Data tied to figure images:
***

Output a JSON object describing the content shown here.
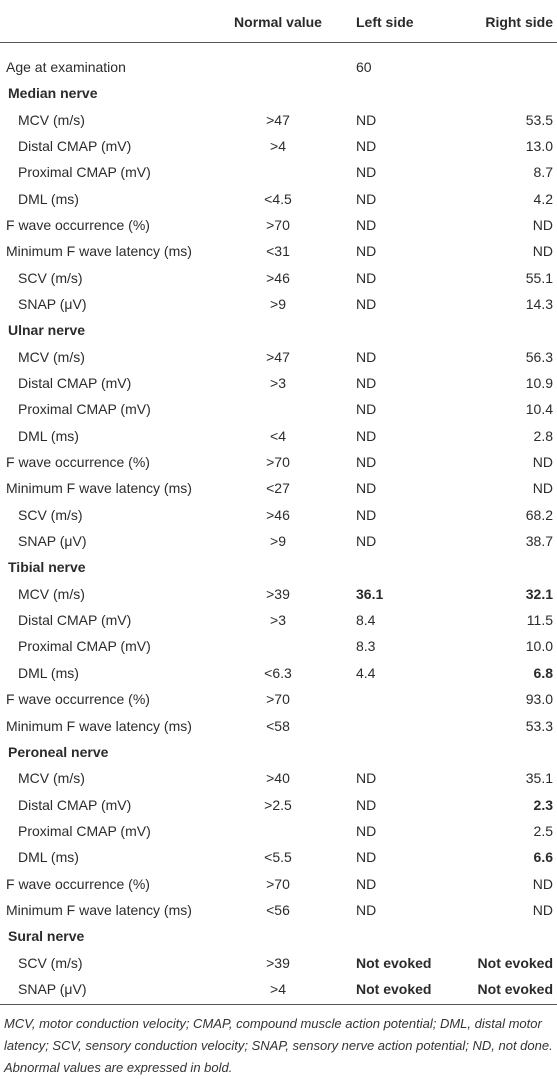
{
  "table": {
    "columns": [
      "Normal value",
      "Left side",
      "Right side"
    ],
    "rows": [
      {
        "label": "Age at examination",
        "indent": false,
        "left": "60"
      },
      {
        "label": "Median nerve",
        "section": true
      },
      {
        "label": "MCV (m/s)",
        "indent": true,
        "normal": ">47",
        "left": "ND",
        "right": "53.5"
      },
      {
        "label": "Distal CMAP (mV)",
        "indent": true,
        "normal": ">4",
        "left": "ND",
        "right": "13.0"
      },
      {
        "label": "Proximal CMAP (mV)",
        "indent": true,
        "left": "ND",
        "right": "8.7"
      },
      {
        "label": "DML (ms)",
        "indent": true,
        "normal": "<4.5",
        "left": "ND",
        "right": "4.2"
      },
      {
        "label": "F wave occurrence (%)",
        "indent": false,
        "normal": ">70",
        "left": "ND",
        "right": "ND"
      },
      {
        "label": "Minimum F wave latency (ms)",
        "indent": false,
        "normal": "<31",
        "left": "ND",
        "right": "ND"
      },
      {
        "label": "SCV (m/s)",
        "indent": true,
        "normal": ">46",
        "left": "ND",
        "right": "55.1"
      },
      {
        "label": "SNAP (μV)",
        "indent": true,
        "normal": ">9",
        "left": "ND",
        "right": "14.3"
      },
      {
        "label": "Ulnar nerve",
        "section": true
      },
      {
        "label": "MCV (m/s)",
        "indent": true,
        "normal": ">47",
        "left": "ND",
        "right": "56.3"
      },
      {
        "label": "Distal CMAP (mV)",
        "indent": true,
        "normal": ">3",
        "left": "ND",
        "right": "10.9"
      },
      {
        "label": "Proximal CMAP (mV)",
        "indent": true,
        "left": "ND",
        "right": "10.4"
      },
      {
        "label": "DML (ms)",
        "indent": true,
        "normal": "<4",
        "left": "ND",
        "right": "2.8"
      },
      {
        "label": "F wave occurrence (%)",
        "indent": false,
        "normal": ">70",
        "left": "ND",
        "right": "ND"
      },
      {
        "label": "Minimum F wave latency (ms)",
        "indent": false,
        "normal": "<27",
        "left": "ND",
        "right": "ND"
      },
      {
        "label": "SCV (m/s)",
        "indent": true,
        "normal": ">46",
        "left": "ND",
        "right": "68.2"
      },
      {
        "label": "SNAP (μV)",
        "indent": true,
        "normal": ">9",
        "left": "ND",
        "right": "38.7"
      },
      {
        "label": "Tibial nerve",
        "section": true
      },
      {
        "label": "MCV (m/s)",
        "indent": true,
        "normal": ">39",
        "left": {
          "text": "36.1",
          "bold": true
        },
        "right": {
          "text": "32.1",
          "bold": true
        }
      },
      {
        "label": "Distal CMAP (mV)",
        "indent": true,
        "normal": ">3",
        "left": "8.4",
        "right": "11.5"
      },
      {
        "label": "Proximal CMAP (mV)",
        "indent": true,
        "left": "8.3",
        "right": "10.0"
      },
      {
        "label": "DML (ms)",
        "indent": true,
        "normal": "<6.3",
        "left": "4.4",
        "right": {
          "text": "6.8",
          "bold": true
        }
      },
      {
        "label": "F wave occurrence (%)",
        "indent": false,
        "normal": ">70",
        "right": "93.0"
      },
      {
        "label": "Minimum F wave latency (ms)",
        "indent": false,
        "normal": "<58",
        "right": "53.3"
      },
      {
        "label": "Peroneal nerve",
        "section": true
      },
      {
        "label": "MCV (m/s)",
        "indent": true,
        "normal": ">40",
        "left": "ND",
        "right": "35.1"
      },
      {
        "label": "Distal CMAP (mV)",
        "indent": true,
        "normal": ">2.5",
        "left": "ND",
        "right": {
          "text": "2.3",
          "bold": true
        }
      },
      {
        "label": "Proximal CMAP (mV)",
        "indent": true,
        "left": "ND",
        "right": "2.5"
      },
      {
        "label": "DML (ms)",
        "indent": true,
        "normal": "<5.5",
        "left": "ND",
        "right": {
          "text": "6.6",
          "bold": true
        }
      },
      {
        "label": "F wave occurrence (%)",
        "indent": false,
        "normal": ">70",
        "left": "ND",
        "right": "ND"
      },
      {
        "label": "Minimum F wave latency (ms)",
        "indent": false,
        "normal": "<56",
        "left": "ND",
        "right": "ND"
      },
      {
        "label": "Sural nerve",
        "section": true
      },
      {
        "label": "SCV (m/s)",
        "indent": true,
        "normal": ">39",
        "left": {
          "text": "Not evoked",
          "bold": true
        },
        "right": {
          "text": "Not evoked",
          "bold": true
        }
      },
      {
        "label": "SNAP (μV)",
        "indent": true,
        "normal": ">4",
        "left": {
          "text": "Not evoked",
          "bold": true
        },
        "right": {
          "text": "Not evoked",
          "bold": true
        }
      }
    ],
    "footnote": "MCV, motor conduction velocity; CMAP, compound muscle action potential; DML, distal motor latency; SCV, sensory conduction velocity; SNAP, sensory nerve action potential; ND, not done. Abnormal values are expressed in bold."
  }
}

***

PROBLEM TO SOLVE: Transcribe the records word for word and include no pictures.

EXERCISE SOLUTION:
Output a JSON object describing the content shown here.
{
  "table": {
    "columns": [
      "Normal value",
      "Left side",
      "Right side"
    ],
    "rows": [
      {
        "label": "Age at examination",
        "indent": false,
        "left": "60"
      },
      {
        "label": "Median nerve",
        "section": true
      },
      {
        "label": "MCV (m/s)",
        "indent": true,
        "normal": ">47",
        "left": "ND",
        "right": "53.5"
      },
      {
        "label": "Distal CMAP (mV)",
        "indent": true,
        "normal": ">4",
        "left": "ND",
        "right": "13.0"
      },
      {
        "label": "Proximal CMAP (mV)",
        "indent": true,
        "left": "ND",
        "right": "8.7"
      },
      {
        "label": "DML (ms)",
        "indent": true,
        "normal": "<4.5",
        "left": "ND",
        "right": "4.2"
      },
      {
        "label": "F wave occurrence (%)",
        "indent": false,
        "normal": ">70",
        "left": "ND",
        "right": "ND"
      },
      {
        "label": "Minimum F wave latency (ms)",
        "indent": false,
        "normal": "<31",
        "left": "ND",
        "right": "ND"
      },
      {
        "label": "SCV (m/s)",
        "indent": true,
        "normal": ">46",
        "left": "ND",
        "right": "55.1"
      },
      {
        "label": "SNAP (μV)",
        "indent": true,
        "normal": ">9",
        "left": "ND",
        "right": "14.3"
      },
      {
        "label": "Ulnar nerve",
        "section": true
      },
      {
        "label": "MCV (m/s)",
        "indent": true,
        "normal": ">47",
        "left": "ND",
        "right": "56.3"
      },
      {
        "label": "Distal CMAP (mV)",
        "indent": true,
        "normal": ">3",
        "left": "ND",
        "right": "10.9"
      },
      {
        "label": "Proximal CMAP (mV)",
        "indent": true,
        "left": "ND",
        "right": "10.4"
      },
      {
        "label": "DML (ms)",
        "indent": true,
        "normal": "<4",
        "left": "ND",
        "right": "2.8"
      },
      {
        "label": "F wave occurrence (%)",
        "indent": false,
        "normal": ">70",
        "left": "ND",
        "right": "ND"
      },
      {
        "label": "Minimum F wave latency (ms)",
        "indent": false,
        "normal": "<27",
        "left": "ND",
        "right": "ND"
      },
      {
        "label": "SCV (m/s)",
        "indent": true,
        "normal": ">46",
        "left": "ND",
        "right": "68.2"
      },
      {
        "label": "SNAP (μV)",
        "indent": true,
        "normal": ">9",
        "left": "ND",
        "right": "38.7"
      },
      {
        "label": "Tibial nerve",
        "section": true
      },
      {
        "label": "MCV (m/s)",
        "indent": true,
        "normal": ">39",
        "left": {
          "text": "36.1",
          "bold": true
        },
        "right": {
          "text": "32.1",
          "bold": true
        }
      },
      {
        "label": "Distal CMAP (mV)",
        "indent": true,
        "normal": ">3",
        "left": "8.4",
        "right": "11.5"
      },
      {
        "label": "Proximal CMAP (mV)",
        "indent": true,
        "left": "8.3",
        "right": "10.0"
      },
      {
        "label": "DML (ms)",
        "indent": true,
        "normal": "<6.3",
        "left": "4.4",
        "right": {
          "text": "6.8",
          "bold": true
        }
      },
      {
        "label": "F wave occurrence (%)",
        "indent": false,
        "normal": ">70",
        "right": "93.0"
      },
      {
        "label": "Minimum F wave latency (ms)",
        "indent": false,
        "normal": "<58",
        "right": "53.3"
      },
      {
        "label": "Peroneal nerve",
        "section": true
      },
      {
        "label": "MCV (m/s)",
        "indent": true,
        "normal": ">40",
        "left": "ND",
        "right": "35.1"
      },
      {
        "label": "Distal CMAP (mV)",
        "indent": true,
        "normal": ">2.5",
        "left": "ND",
        "right": {
          "text": "2.3",
          "bold": true
        }
      },
      {
        "label": "Proximal CMAP (mV)",
        "indent": true,
        "left": "ND",
        "right": "2.5"
      },
      {
        "label": "DML (ms)",
        "indent": true,
        "normal": "<5.5",
        "left": "ND",
        "right": {
          "text": "6.6",
          "bold": true
        }
      },
      {
        "label": "F wave occurrence (%)",
        "indent": false,
        "normal": ">70",
        "left": "ND",
        "right": "ND"
      },
      {
        "label": "Minimum F wave latency (ms)",
        "indent": false,
        "normal": "<56",
        "left": "ND",
        "right": "ND"
      },
      {
        "label": "Sural nerve",
        "section": true
      },
      {
        "label": "SCV (m/s)",
        "indent": true,
        "normal": ">39",
        "left": {
          "text": "Not evoked",
          "bold": true
        },
        "right": {
          "text": "Not evoked",
          "bold": true
        }
      },
      {
        "label": "SNAP (μV)",
        "indent": true,
        "normal": ">4",
        "left": {
          "text": "Not evoked",
          "bold": true
        },
        "right": {
          "text": "Not evoked",
          "bold": true
        }
      }
    ],
    "footnote": "MCV, motor conduction velocity; CMAP, compound muscle action potential; DML, distal motor latency; SCV, sensory conduction velocity; SNAP, sensory nerve action potential; ND, not done. Abnormal values are expressed in bold."
  }
}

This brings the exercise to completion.